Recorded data
---+---
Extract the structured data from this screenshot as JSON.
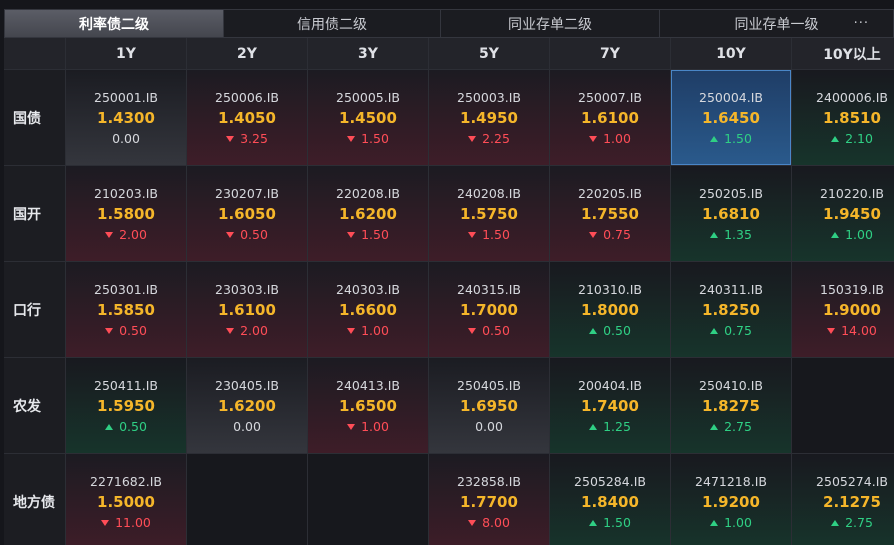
{
  "tabs": [
    {
      "label": "利率债二级",
      "active": true
    },
    {
      "label": "信用债二级",
      "active": false
    },
    {
      "label": "同业存单二级",
      "active": false
    },
    {
      "label": "同业存单一级",
      "active": false
    }
  ],
  "more_label": "···",
  "columns": [
    "1Y",
    "2Y",
    "3Y",
    "5Y",
    "7Y",
    "10Y",
    "10Y以上"
  ],
  "rows": [
    {
      "label": "国债",
      "cells": [
        {
          "code": "250001.IB",
          "price": "1.4300",
          "change": "0.00",
          "dir": "zero"
        },
        {
          "code": "250006.IB",
          "price": "1.4050",
          "change": "3.25",
          "dir": "down"
        },
        {
          "code": "250005.IB",
          "price": "1.4500",
          "change": "1.50",
          "dir": "down"
        },
        {
          "code": "250003.IB",
          "price": "1.4950",
          "change": "2.25",
          "dir": "down"
        },
        {
          "code": "250007.IB",
          "price": "1.6100",
          "change": "1.00",
          "dir": "down"
        },
        {
          "code": "250004.IB",
          "price": "1.6450",
          "change": "1.50",
          "dir": "up",
          "selected": true
        },
        {
          "code": "2400006.IB",
          "price": "1.8510",
          "change": "2.10",
          "dir": "up"
        }
      ]
    },
    {
      "label": "国开",
      "cells": [
        {
          "code": "210203.IB",
          "price": "1.5800",
          "change": "2.00",
          "dir": "down"
        },
        {
          "code": "230207.IB",
          "price": "1.6050",
          "change": "0.50",
          "dir": "down"
        },
        {
          "code": "220208.IB",
          "price": "1.6200",
          "change": "1.50",
          "dir": "down"
        },
        {
          "code": "240208.IB",
          "price": "1.5750",
          "change": "1.50",
          "dir": "down"
        },
        {
          "code": "220205.IB",
          "price": "1.7550",
          "change": "0.75",
          "dir": "down"
        },
        {
          "code": "250205.IB",
          "price": "1.6810",
          "change": "1.35",
          "dir": "up"
        },
        {
          "code": "210220.IB",
          "price": "1.9450",
          "change": "1.00",
          "dir": "up"
        }
      ]
    },
    {
      "label": "口行",
      "cells": [
        {
          "code": "250301.IB",
          "price": "1.5850",
          "change": "0.50",
          "dir": "down"
        },
        {
          "code": "230303.IB",
          "price": "1.6100",
          "change": "2.00",
          "dir": "down"
        },
        {
          "code": "240303.IB",
          "price": "1.6600",
          "change": "1.00",
          "dir": "down"
        },
        {
          "code": "240315.IB",
          "price": "1.7000",
          "change": "0.50",
          "dir": "down"
        },
        {
          "code": "210310.IB",
          "price": "1.8000",
          "change": "0.50",
          "dir": "up"
        },
        {
          "code": "240311.IB",
          "price": "1.8250",
          "change": "0.75",
          "dir": "up"
        },
        {
          "code": "150319.IB",
          "price": "1.9000",
          "change": "14.00",
          "dir": "down"
        }
      ]
    },
    {
      "label": "农发",
      "cells": [
        {
          "code": "250411.IB",
          "price": "1.5950",
          "change": "0.50",
          "dir": "up"
        },
        {
          "code": "230405.IB",
          "price": "1.6200",
          "change": "0.00",
          "dir": "zero"
        },
        {
          "code": "240413.IB",
          "price": "1.6500",
          "change": "1.00",
          "dir": "down"
        },
        {
          "code": "250405.IB",
          "price": "1.6950",
          "change": "0.00",
          "dir": "zero"
        },
        {
          "code": "200404.IB",
          "price": "1.7400",
          "change": "1.25",
          "dir": "up"
        },
        {
          "code": "250410.IB",
          "price": "1.8275",
          "change": "2.75",
          "dir": "up"
        },
        null
      ]
    },
    {
      "label": "地方债",
      "cells": [
        {
          "code": "2271682.IB",
          "price": "1.5000",
          "change": "11.00",
          "dir": "down"
        },
        null,
        null,
        {
          "code": "232858.IB",
          "price": "1.7700",
          "change": "8.00",
          "dir": "down"
        },
        {
          "code": "2505284.IB",
          "price": "1.8400",
          "change": "1.50",
          "dir": "up"
        },
        {
          "code": "2471218.IB",
          "price": "1.9200",
          "change": "1.00",
          "dir": "up"
        },
        {
          "code": "2505274.IB",
          "price": "2.1275",
          "change": "2.75",
          "dir": "up"
        }
      ]
    }
  ]
}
---+---
▸ **The problem**:
Reproduce each line of the records exactly, and omit every picture.

▸ **Answer to this exercise**:
Extract the structured data from this screenshot as JSON.
{
  "tabs": [
    {
      "label": "利率债二级",
      "active": true
    },
    {
      "label": "信用债二级",
      "active": false
    },
    {
      "label": "同业存单二级",
      "active": false
    },
    {
      "label": "同业存单一级",
      "active": false
    }
  ],
  "more_label": "···",
  "columns": [
    "1Y",
    "2Y",
    "3Y",
    "5Y",
    "7Y",
    "10Y",
    "10Y以上"
  ],
  "rows": [
    {
      "label": "国债",
      "cells": [
        {
          "code": "250001.IB",
          "price": "1.4300",
          "change": "0.00",
          "dir": "zero"
        },
        {
          "code": "250006.IB",
          "price": "1.4050",
          "change": "3.25",
          "dir": "down"
        },
        {
          "code": "250005.IB",
          "price": "1.4500",
          "change": "1.50",
          "dir": "down"
        },
        {
          "code": "250003.IB",
          "price": "1.4950",
          "change": "2.25",
          "dir": "down"
        },
        {
          "code": "250007.IB",
          "price": "1.6100",
          "change": "1.00",
          "dir": "down"
        },
        {
          "code": "250004.IB",
          "price": "1.6450",
          "change": "1.50",
          "dir": "up",
          "selected": true
        },
        {
          "code": "2400006.IB",
          "price": "1.8510",
          "change": "2.10",
          "dir": "up"
        }
      ]
    },
    {
      "label": "国开",
      "cells": [
        {
          "code": "210203.IB",
          "price": "1.5800",
          "change": "2.00",
          "dir": "down"
        },
        {
          "code": "230207.IB",
          "price": "1.6050",
          "change": "0.50",
          "dir": "down"
        },
        {
          "code": "220208.IB",
          "price": "1.6200",
          "change": "1.50",
          "dir": "down"
        },
        {
          "code": "240208.IB",
          "price": "1.5750",
          "change": "1.50",
          "dir": "down"
        },
        {
          "code": "220205.IB",
          "price": "1.7550",
          "change": "0.75",
          "dir": "down"
        },
        {
          "code": "250205.IB",
          "price": "1.6810",
          "change": "1.35",
          "dir": "up"
        },
        {
          "code": "210220.IB",
          "price": "1.9450",
          "change": "1.00",
          "dir": "up"
        }
      ]
    },
    {
      "label": "口行",
      "cells": [
        {
          "code": "250301.IB",
          "price": "1.5850",
          "change": "0.50",
          "dir": "down"
        },
        {
          "code": "230303.IB",
          "price": "1.6100",
          "change": "2.00",
          "dir": "down"
        },
        {
          "code": "240303.IB",
          "price": "1.6600",
          "change": "1.00",
          "dir": "down"
        },
        {
          "code": "240315.IB",
          "price": "1.7000",
          "change": "0.50",
          "dir": "down"
        },
        {
          "code": "210310.IB",
          "price": "1.8000",
          "change": "0.50",
          "dir": "up"
        },
        {
          "code": "240311.IB",
          "price": "1.8250",
          "change": "0.75",
          "dir": "up"
        },
        {
          "code": "150319.IB",
          "price": "1.9000",
          "change": "14.00",
          "dir": "down"
        }
      ]
    },
    {
      "label": "农发",
      "cells": [
        {
          "code": "250411.IB",
          "price": "1.5950",
          "change": "0.50",
          "dir": "up"
        },
        {
          "code": "230405.IB",
          "price": "1.6200",
          "change": "0.00",
          "dir": "zero"
        },
        {
          "code": "240413.IB",
          "price": "1.6500",
          "change": "1.00",
          "dir": "down"
        },
        {
          "code": "250405.IB",
          "price": "1.6950",
          "change": "0.00",
          "dir": "zero"
        },
        {
          "code": "200404.IB",
          "price": "1.7400",
          "change": "1.25",
          "dir": "up"
        },
        {
          "code": "250410.IB",
          "price": "1.8275",
          "change": "2.75",
          "dir": "up"
        },
        null
      ]
    },
    {
      "label": "地方债",
      "cells": [
        {
          "code": "2271682.IB",
          "price": "1.5000",
          "change": "11.00",
          "dir": "down"
        },
        null,
        null,
        {
          "code": "232858.IB",
          "price": "1.7700",
          "change": "8.00",
          "dir": "down"
        },
        {
          "code": "2505284.IB",
          "price": "1.8400",
          "change": "1.50",
          "dir": "up"
        },
        {
          "code": "2471218.IB",
          "price": "1.9200",
          "change": "1.00",
          "dir": "up"
        },
        {
          "code": "2505274.IB",
          "price": "2.1275",
          "change": "2.75",
          "dir": "up"
        }
      ]
    }
  ]
}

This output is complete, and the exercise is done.